Requirement: Review the lines that follow and copy each one that contains the word "DetectNet".

Data items
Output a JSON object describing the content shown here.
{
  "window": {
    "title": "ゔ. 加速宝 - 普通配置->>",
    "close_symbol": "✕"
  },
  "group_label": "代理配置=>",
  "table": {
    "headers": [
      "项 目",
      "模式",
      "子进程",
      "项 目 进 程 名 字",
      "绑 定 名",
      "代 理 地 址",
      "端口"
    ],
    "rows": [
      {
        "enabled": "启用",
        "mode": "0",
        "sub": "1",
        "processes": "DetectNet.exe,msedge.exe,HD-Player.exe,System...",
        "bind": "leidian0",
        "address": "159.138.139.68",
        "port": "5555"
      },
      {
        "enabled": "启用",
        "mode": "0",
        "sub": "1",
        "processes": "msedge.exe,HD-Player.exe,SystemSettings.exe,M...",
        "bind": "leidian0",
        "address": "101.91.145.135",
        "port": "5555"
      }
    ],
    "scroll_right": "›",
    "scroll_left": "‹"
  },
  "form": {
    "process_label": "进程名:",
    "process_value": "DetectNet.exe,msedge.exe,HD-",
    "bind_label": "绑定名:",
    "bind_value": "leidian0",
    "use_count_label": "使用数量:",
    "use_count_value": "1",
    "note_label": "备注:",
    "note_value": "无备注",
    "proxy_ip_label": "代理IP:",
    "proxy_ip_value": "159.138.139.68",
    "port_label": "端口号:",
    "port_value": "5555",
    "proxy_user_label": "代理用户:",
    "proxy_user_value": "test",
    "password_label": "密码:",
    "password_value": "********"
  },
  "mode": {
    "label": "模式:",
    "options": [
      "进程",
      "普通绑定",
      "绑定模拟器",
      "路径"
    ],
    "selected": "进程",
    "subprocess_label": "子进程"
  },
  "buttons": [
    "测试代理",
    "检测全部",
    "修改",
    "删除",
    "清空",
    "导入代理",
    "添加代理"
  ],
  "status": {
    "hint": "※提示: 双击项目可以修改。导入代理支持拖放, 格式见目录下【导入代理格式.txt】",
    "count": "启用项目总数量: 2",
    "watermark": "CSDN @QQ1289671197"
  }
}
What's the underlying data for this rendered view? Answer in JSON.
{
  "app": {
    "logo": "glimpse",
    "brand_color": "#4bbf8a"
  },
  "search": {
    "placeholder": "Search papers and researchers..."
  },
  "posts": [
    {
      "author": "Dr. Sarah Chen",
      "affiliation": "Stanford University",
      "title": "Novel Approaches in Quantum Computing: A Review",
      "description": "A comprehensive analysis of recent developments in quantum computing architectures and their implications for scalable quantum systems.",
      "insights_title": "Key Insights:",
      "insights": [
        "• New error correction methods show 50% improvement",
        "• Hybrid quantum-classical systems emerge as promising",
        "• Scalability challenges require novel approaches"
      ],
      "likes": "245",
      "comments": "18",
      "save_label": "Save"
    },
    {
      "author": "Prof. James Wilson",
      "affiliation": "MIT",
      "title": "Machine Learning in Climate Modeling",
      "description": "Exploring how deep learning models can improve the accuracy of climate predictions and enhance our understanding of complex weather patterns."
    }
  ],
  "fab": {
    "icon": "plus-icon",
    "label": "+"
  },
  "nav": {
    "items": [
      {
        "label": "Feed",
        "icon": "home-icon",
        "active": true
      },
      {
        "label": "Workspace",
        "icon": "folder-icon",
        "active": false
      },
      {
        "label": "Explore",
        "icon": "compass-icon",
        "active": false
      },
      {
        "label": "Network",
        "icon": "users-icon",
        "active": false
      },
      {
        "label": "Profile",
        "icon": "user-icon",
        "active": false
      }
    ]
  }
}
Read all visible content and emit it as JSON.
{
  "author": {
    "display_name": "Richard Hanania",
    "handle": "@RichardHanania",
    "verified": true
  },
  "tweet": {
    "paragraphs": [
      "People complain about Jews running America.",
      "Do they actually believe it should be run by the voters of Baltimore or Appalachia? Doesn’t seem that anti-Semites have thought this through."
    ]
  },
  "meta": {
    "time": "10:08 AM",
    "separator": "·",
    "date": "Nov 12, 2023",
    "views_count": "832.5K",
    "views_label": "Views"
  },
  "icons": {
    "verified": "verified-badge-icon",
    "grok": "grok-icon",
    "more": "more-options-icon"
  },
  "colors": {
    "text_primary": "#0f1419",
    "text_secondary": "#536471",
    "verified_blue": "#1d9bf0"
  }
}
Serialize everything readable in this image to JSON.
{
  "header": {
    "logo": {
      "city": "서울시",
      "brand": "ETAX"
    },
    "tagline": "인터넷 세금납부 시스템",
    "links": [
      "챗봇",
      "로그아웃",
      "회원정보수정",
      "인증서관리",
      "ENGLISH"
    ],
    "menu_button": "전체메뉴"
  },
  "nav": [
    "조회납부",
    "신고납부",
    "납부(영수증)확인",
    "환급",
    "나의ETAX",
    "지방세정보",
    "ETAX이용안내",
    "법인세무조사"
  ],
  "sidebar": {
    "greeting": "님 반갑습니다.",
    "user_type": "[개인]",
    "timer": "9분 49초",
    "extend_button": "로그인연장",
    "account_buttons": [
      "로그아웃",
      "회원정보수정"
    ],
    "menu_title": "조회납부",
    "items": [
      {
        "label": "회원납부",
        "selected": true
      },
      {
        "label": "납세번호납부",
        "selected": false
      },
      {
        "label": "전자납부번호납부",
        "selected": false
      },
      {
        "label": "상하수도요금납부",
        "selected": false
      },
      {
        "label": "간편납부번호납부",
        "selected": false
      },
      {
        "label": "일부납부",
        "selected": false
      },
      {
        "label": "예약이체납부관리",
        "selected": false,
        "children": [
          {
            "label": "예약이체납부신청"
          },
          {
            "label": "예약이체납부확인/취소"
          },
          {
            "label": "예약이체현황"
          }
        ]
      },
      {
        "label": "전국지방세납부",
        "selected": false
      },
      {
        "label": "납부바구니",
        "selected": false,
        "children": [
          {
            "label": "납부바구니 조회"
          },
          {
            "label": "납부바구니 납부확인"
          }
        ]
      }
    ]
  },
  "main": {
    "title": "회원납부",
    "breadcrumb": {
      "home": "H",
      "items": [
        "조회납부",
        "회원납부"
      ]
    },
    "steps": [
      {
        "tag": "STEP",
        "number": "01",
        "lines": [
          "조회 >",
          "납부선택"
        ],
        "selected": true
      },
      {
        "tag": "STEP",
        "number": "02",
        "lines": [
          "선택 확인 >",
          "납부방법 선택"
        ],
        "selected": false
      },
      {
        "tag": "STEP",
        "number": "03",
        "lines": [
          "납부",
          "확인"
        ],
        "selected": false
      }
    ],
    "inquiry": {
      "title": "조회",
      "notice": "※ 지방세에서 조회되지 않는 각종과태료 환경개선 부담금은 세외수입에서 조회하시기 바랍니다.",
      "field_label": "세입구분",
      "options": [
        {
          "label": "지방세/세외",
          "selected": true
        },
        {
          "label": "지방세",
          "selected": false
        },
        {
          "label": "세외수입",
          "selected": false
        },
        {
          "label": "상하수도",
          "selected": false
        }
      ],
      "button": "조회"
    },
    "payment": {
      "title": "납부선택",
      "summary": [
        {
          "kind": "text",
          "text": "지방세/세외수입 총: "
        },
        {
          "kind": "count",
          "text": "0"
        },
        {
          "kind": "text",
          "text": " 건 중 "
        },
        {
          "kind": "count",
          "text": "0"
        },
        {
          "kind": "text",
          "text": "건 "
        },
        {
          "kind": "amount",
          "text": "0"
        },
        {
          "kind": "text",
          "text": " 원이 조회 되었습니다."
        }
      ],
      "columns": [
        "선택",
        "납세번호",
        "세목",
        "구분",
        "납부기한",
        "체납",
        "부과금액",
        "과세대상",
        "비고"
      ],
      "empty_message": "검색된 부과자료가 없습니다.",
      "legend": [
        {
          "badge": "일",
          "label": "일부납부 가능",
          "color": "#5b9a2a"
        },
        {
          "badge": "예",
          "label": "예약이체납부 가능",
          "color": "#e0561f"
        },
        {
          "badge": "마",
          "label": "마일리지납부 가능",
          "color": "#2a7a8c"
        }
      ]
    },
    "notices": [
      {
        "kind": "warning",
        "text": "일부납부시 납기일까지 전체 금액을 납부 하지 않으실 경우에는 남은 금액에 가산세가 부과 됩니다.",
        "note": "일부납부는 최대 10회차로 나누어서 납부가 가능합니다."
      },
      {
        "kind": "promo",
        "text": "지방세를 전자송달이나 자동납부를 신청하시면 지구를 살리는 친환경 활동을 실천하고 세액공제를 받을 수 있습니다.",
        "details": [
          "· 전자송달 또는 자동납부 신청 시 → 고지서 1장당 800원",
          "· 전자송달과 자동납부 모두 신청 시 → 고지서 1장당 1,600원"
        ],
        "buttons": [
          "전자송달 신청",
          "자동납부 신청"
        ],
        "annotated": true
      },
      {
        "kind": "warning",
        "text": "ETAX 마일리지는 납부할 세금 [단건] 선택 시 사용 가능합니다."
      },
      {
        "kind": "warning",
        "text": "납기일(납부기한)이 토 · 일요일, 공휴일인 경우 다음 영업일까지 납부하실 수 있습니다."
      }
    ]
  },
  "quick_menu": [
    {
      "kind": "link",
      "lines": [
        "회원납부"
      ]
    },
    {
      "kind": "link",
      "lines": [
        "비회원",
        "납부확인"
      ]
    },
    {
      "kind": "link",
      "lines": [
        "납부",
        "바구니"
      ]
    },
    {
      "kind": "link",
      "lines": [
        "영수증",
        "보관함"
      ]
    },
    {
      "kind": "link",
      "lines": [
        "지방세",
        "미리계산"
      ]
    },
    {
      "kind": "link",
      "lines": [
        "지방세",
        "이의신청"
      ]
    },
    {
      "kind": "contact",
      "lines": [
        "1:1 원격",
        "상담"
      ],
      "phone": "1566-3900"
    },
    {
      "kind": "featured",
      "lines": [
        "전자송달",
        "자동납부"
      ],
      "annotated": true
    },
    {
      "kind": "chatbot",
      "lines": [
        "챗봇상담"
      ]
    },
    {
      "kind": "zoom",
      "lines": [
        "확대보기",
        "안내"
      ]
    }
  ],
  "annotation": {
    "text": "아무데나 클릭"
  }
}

Correct output:
        "processes": "DetectNet.exe,msedge.exe,HD-Player.exe,System...",
    "process_value": "DetectNet.exe,msedge.exe,HD-",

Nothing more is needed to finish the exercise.